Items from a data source
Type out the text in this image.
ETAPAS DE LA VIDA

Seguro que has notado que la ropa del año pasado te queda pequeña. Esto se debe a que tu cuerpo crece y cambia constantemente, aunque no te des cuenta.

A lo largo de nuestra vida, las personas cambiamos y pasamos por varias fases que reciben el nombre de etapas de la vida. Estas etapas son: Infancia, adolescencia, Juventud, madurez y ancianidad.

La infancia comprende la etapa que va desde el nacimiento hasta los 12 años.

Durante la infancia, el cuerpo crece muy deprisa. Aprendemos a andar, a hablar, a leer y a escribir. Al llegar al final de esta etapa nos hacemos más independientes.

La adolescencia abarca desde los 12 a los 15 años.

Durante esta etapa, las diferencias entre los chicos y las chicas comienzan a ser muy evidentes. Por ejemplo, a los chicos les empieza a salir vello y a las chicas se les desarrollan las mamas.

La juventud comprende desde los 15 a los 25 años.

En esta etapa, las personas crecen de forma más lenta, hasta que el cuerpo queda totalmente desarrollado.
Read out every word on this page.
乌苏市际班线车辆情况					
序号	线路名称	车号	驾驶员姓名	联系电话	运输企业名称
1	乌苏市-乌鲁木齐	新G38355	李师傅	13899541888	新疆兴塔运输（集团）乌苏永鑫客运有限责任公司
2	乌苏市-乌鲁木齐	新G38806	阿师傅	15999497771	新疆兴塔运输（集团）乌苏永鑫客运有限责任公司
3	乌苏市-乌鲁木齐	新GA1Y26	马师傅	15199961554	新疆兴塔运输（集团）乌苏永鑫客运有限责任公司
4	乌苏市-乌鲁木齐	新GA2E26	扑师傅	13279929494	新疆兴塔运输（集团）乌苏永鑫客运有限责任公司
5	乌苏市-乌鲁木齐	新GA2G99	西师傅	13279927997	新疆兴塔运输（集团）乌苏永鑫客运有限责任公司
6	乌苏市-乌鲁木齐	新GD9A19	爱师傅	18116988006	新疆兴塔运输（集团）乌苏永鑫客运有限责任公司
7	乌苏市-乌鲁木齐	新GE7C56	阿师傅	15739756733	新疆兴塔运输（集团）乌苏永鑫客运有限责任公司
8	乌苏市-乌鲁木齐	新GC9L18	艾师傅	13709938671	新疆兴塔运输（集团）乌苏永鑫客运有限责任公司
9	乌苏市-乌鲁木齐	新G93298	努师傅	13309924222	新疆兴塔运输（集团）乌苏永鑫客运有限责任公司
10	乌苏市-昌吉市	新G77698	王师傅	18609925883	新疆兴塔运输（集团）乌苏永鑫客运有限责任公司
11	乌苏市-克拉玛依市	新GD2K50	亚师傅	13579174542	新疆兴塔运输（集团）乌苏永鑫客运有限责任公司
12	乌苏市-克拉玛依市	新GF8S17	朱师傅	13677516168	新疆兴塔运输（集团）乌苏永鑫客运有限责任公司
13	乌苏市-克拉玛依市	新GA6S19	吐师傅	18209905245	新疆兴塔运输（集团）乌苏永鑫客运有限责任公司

...

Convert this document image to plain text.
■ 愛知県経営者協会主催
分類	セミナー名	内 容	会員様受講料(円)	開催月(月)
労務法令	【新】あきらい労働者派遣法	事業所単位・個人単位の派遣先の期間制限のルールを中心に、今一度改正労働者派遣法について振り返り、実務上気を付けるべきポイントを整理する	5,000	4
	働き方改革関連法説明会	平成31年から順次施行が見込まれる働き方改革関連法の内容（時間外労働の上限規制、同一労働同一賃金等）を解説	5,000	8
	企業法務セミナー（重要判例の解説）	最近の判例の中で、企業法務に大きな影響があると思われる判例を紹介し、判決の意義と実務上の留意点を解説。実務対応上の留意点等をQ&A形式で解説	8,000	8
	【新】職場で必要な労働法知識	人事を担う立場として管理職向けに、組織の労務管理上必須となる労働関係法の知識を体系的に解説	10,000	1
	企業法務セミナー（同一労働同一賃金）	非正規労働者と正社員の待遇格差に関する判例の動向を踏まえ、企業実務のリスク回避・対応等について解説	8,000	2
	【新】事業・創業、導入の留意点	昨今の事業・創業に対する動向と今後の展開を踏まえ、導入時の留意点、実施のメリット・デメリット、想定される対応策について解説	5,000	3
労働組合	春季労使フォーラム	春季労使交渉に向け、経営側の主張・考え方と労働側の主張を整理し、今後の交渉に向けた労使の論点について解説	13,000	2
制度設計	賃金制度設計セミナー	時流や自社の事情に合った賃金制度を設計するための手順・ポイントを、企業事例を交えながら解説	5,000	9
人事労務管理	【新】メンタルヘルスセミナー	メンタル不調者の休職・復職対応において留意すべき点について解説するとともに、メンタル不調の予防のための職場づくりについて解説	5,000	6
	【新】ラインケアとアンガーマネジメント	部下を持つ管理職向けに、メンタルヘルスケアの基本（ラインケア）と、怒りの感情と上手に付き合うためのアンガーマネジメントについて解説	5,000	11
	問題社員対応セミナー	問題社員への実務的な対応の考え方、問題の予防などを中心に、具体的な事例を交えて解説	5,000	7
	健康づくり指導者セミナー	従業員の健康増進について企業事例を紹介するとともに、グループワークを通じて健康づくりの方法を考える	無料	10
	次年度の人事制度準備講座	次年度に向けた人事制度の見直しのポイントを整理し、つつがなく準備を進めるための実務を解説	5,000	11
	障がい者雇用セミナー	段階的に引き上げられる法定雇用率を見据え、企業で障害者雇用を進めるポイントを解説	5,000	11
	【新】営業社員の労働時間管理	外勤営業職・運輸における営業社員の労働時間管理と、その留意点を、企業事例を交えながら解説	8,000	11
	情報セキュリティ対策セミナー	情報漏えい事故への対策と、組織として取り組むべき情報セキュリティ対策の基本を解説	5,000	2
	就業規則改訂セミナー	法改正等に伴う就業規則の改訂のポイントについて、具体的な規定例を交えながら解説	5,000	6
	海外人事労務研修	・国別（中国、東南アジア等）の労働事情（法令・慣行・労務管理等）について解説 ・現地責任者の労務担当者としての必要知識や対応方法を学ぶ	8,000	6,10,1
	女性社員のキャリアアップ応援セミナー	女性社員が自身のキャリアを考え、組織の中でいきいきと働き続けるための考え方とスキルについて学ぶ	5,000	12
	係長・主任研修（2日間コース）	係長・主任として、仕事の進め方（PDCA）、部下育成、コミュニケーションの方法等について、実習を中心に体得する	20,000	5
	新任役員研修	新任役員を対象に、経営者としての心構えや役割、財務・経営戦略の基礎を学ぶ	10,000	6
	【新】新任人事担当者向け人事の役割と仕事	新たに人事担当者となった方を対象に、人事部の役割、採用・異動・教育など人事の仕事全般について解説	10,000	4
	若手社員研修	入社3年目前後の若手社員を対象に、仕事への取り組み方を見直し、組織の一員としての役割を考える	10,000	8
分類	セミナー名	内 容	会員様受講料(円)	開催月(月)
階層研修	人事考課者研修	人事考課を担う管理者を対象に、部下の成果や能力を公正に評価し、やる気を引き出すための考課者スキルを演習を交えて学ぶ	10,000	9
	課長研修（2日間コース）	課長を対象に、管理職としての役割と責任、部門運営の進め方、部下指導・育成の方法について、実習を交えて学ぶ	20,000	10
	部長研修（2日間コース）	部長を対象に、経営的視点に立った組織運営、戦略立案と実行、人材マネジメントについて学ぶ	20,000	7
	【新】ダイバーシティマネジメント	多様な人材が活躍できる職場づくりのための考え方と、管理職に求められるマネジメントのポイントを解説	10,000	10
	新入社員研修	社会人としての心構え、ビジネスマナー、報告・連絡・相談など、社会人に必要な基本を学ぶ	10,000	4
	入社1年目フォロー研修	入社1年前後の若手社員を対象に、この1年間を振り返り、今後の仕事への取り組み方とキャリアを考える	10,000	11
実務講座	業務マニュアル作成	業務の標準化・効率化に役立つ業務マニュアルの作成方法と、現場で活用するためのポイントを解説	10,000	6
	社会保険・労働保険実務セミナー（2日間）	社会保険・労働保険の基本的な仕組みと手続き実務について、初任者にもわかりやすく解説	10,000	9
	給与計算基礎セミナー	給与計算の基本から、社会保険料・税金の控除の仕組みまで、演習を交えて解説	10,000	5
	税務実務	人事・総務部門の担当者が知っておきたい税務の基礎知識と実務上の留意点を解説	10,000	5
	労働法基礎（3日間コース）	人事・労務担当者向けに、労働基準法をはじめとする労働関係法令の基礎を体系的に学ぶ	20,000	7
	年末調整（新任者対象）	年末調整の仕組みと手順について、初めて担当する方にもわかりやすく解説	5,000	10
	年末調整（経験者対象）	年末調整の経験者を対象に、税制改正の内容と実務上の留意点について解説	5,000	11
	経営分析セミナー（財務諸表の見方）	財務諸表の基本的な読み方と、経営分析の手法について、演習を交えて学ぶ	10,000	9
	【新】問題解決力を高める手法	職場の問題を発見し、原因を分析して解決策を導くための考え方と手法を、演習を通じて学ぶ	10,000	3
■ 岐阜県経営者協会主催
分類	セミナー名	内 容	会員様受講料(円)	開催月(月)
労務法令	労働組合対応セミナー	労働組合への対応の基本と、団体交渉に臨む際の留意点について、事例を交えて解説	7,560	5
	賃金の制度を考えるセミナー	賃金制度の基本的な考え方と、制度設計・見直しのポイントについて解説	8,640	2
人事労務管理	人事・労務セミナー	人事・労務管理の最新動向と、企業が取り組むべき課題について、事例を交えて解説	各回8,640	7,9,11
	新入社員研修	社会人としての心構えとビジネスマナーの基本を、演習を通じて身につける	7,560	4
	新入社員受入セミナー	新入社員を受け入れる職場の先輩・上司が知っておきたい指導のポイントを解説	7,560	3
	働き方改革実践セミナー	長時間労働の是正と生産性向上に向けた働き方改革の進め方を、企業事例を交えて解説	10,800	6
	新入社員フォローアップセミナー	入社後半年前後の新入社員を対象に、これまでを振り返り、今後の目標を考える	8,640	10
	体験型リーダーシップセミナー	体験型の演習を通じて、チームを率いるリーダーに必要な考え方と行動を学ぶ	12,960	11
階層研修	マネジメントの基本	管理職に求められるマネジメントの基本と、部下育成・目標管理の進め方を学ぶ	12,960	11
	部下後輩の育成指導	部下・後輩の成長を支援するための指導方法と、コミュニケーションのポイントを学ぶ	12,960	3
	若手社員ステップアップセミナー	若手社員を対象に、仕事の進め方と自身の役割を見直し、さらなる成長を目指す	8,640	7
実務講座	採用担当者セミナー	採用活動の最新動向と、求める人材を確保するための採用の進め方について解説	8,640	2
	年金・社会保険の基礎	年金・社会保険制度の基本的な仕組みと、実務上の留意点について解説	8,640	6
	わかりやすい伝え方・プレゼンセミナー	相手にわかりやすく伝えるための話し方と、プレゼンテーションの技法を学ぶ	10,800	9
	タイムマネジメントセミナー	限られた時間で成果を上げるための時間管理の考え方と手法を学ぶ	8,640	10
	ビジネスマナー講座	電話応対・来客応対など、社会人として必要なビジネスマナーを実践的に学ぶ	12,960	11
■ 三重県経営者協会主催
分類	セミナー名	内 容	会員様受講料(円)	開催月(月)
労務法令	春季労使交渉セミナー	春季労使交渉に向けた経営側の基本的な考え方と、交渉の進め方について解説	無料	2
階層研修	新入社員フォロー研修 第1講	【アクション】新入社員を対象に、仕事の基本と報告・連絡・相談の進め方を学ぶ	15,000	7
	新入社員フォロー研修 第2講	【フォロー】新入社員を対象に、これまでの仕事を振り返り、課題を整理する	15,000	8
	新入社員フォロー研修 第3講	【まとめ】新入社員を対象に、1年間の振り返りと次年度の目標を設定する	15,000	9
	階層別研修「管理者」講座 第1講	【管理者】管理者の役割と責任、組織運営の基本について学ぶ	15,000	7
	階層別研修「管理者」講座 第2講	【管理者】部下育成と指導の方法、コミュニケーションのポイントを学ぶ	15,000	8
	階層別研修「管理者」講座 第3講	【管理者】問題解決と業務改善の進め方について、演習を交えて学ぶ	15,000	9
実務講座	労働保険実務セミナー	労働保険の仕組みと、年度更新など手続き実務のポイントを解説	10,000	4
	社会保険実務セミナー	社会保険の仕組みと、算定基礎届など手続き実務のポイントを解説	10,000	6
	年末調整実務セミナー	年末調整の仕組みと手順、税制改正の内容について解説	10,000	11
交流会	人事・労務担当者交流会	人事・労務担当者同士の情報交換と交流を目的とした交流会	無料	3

TASK TO CARRY OUT:
Report each line in the preceding entries that holds the string "企業法務セミナー".

ANSWER TO THE TASK:
	企業法務セミナー（重要判例の解説）	最近の判例の中で、企業法務に大きな影響があると思われる判例を紹介し、判決の意義と実務上の留意点を解説。実務対応上の留意点等をQ&A形式で解説	8,000	8
	企業法務セミナー（同一労働同一賃金）	非正規労働者と正社員の待遇格差に関する判例の動向を踏まえ、企業実務のリスク回避・対応等について解説	8,000	2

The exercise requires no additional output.